Required task | Pull out from the material below all lines with "JSON".
[Start of Record excerpts]
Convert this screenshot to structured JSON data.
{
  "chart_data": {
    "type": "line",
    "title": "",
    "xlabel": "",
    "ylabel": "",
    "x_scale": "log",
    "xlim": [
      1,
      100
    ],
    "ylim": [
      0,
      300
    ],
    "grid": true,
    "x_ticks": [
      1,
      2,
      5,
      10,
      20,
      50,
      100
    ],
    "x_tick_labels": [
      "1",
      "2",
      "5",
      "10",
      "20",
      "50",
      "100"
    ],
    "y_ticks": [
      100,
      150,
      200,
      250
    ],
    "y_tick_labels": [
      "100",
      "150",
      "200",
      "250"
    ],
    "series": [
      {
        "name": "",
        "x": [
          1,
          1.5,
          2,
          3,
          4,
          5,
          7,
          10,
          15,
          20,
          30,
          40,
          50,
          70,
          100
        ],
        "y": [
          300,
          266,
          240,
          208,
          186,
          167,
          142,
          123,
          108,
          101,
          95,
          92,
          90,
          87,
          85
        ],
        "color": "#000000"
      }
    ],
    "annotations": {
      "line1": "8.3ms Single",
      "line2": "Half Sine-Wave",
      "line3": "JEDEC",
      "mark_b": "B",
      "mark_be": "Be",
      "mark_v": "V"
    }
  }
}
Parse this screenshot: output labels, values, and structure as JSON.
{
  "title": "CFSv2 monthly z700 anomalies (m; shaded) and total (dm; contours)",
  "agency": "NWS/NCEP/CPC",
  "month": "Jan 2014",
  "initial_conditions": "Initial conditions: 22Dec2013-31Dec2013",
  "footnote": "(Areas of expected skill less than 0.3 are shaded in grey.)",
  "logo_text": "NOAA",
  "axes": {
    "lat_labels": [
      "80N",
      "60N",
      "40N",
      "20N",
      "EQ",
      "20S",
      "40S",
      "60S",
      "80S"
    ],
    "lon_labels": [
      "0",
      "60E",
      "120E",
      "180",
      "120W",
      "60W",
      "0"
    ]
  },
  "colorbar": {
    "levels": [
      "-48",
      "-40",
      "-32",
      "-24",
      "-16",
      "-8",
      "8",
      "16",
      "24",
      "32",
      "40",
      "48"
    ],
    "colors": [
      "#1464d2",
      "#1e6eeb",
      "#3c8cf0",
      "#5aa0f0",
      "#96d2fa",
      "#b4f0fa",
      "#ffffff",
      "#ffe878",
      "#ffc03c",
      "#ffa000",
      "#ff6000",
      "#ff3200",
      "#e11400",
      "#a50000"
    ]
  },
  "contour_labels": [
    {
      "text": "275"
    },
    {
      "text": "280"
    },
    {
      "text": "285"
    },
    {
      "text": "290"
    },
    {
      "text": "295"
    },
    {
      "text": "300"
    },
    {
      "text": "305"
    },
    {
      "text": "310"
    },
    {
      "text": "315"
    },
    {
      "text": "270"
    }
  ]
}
[End of Record excerpts]
Response to this task |
Convert this screenshot to structured JSON data.
Parse this screenshot: output labels, values, and structure as JSON.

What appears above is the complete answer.